[BEGIN]
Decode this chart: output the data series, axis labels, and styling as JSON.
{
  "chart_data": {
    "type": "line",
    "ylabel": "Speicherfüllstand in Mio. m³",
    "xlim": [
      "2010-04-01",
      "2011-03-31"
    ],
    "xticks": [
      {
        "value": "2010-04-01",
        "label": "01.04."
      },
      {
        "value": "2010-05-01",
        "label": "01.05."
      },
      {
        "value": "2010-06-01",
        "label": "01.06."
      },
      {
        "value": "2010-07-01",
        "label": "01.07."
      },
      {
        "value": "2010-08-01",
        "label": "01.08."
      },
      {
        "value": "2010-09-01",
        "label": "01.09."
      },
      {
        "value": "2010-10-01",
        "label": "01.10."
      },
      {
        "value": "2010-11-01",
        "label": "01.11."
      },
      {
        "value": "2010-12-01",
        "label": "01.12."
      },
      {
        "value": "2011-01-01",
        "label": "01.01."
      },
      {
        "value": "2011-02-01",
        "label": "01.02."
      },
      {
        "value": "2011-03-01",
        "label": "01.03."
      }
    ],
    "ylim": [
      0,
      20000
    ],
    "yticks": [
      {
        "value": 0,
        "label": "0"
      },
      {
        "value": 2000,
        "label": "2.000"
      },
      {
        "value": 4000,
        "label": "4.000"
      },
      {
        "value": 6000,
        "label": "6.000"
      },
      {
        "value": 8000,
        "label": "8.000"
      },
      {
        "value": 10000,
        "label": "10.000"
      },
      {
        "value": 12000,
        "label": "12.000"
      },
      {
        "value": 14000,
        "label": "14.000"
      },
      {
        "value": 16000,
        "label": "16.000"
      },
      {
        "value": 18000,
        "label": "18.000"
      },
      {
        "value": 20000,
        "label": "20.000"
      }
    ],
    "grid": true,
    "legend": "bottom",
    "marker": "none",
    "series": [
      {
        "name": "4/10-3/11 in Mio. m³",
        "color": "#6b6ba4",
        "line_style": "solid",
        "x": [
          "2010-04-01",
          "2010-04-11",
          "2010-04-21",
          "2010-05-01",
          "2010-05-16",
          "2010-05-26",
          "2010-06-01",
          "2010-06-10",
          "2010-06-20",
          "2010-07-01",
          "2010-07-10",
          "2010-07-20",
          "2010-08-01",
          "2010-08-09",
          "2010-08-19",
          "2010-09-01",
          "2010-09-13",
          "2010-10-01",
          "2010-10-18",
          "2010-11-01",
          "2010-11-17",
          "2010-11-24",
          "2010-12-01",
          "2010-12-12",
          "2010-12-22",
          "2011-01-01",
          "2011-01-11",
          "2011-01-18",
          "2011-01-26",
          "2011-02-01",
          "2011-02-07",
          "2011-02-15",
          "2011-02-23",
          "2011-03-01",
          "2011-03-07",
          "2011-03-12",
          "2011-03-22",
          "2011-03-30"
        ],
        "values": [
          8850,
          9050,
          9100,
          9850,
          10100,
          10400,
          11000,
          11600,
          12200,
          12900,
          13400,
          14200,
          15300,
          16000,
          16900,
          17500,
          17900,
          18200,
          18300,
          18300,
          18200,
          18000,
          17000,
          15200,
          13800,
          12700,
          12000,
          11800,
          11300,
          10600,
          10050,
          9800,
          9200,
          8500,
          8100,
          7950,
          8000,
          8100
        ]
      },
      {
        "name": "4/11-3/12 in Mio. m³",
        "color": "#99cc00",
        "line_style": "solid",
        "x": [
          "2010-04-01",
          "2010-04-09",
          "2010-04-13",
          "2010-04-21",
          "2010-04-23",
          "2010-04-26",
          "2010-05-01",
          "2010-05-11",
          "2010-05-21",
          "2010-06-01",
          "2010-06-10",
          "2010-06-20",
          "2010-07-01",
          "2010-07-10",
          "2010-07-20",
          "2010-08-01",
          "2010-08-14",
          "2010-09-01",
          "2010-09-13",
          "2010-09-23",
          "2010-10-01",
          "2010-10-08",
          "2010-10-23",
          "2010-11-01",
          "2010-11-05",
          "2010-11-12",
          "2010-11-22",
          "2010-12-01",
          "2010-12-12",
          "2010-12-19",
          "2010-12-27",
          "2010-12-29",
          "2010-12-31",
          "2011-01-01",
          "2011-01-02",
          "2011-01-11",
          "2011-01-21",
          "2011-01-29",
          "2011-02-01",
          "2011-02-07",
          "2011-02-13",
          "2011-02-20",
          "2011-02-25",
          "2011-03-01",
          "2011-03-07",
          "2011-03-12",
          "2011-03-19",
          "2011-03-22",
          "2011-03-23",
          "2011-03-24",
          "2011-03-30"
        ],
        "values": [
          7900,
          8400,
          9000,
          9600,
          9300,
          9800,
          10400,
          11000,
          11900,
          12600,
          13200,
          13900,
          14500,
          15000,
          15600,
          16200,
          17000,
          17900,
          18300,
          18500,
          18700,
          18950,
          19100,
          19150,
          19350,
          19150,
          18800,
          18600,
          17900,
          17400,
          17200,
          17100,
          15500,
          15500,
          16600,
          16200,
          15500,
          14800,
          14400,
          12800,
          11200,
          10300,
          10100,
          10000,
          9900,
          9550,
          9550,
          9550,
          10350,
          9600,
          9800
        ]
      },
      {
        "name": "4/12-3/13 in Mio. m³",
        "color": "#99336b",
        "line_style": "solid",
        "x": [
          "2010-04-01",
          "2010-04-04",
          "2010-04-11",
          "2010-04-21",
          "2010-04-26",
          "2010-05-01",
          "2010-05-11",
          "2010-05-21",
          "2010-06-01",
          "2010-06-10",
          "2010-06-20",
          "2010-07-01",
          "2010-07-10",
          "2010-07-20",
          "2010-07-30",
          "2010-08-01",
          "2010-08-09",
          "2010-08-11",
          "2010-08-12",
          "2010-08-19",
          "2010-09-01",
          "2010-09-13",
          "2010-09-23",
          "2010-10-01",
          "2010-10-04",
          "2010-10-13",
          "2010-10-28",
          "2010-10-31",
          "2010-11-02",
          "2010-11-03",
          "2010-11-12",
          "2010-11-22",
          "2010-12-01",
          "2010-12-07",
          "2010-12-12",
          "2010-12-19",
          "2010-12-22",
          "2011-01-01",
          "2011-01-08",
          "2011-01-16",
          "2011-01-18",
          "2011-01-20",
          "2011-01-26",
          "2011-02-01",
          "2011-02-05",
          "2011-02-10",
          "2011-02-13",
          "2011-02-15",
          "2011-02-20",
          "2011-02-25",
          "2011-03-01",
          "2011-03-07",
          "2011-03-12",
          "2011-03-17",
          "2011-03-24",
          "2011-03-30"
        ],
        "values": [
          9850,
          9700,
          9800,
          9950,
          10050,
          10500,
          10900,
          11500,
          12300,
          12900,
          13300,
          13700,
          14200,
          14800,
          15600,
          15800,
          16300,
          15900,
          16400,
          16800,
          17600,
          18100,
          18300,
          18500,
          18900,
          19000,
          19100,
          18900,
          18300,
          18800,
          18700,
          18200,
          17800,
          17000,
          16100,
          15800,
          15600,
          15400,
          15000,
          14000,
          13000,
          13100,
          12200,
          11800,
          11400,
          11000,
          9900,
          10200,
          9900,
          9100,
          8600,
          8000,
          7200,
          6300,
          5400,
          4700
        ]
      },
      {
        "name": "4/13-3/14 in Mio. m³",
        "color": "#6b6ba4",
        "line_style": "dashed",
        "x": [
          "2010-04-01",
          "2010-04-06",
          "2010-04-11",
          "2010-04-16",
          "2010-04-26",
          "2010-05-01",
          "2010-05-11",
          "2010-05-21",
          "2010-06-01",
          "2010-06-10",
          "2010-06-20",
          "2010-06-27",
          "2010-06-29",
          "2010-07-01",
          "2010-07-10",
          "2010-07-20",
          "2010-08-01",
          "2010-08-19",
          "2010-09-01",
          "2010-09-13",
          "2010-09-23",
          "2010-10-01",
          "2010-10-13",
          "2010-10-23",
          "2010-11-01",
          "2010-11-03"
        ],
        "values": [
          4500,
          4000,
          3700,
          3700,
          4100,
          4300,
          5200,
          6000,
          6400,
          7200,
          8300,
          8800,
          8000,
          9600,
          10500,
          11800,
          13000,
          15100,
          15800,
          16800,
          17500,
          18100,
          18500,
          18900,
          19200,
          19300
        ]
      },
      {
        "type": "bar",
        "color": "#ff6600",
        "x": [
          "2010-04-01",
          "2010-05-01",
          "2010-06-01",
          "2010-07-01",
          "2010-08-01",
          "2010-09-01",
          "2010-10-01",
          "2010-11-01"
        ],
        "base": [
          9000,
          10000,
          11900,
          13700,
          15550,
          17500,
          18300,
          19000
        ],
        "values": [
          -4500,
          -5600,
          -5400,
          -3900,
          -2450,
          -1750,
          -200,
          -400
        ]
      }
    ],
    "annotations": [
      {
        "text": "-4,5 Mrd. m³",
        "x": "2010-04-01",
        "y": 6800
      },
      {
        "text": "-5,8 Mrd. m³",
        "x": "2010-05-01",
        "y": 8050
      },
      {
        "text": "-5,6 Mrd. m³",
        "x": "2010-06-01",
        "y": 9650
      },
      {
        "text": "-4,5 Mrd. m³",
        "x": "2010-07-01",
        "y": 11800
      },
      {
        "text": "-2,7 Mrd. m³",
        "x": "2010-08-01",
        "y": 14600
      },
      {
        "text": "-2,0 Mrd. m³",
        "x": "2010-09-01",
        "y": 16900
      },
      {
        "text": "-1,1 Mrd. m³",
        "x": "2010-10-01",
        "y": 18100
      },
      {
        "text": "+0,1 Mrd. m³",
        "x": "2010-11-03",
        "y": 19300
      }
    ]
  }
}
[END]
* **Task directions**: For each line of the entries that includes "color", show that line.

* **Expected answer**:
        "color": "#6b6ba4",
        "color": "#99cc00",
        "color": "#99336b",
        "color": "#6b6ba4",
        "color": "#ff6600",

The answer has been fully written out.